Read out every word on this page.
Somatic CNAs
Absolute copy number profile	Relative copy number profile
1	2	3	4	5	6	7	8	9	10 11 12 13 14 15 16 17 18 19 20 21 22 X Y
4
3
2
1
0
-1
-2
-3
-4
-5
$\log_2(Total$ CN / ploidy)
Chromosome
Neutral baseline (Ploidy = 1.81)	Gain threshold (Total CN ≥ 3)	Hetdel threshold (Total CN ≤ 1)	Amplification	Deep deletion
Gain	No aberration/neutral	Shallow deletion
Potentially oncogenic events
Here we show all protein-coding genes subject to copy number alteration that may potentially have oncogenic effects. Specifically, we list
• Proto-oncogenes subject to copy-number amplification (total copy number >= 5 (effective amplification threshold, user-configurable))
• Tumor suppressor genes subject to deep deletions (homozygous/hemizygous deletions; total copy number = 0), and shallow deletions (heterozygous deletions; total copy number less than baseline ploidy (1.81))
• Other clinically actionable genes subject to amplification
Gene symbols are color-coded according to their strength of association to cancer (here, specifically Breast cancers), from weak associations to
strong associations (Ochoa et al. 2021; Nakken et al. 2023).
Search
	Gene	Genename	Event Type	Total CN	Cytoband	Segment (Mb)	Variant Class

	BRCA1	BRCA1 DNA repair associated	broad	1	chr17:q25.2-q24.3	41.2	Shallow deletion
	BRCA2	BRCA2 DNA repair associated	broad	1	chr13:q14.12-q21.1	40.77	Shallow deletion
- - - - -
_PROBLEM TO WORK ON_:
Only lines containing the string "oncogenic" are needed. Pull each of them out of the records above.

_WRITTEN SOLUTION_:
Potentially oncogenic events
Here we show all protein-coding genes subject to copy number alteration that may potentially have oncogenic effects. Specifically, we list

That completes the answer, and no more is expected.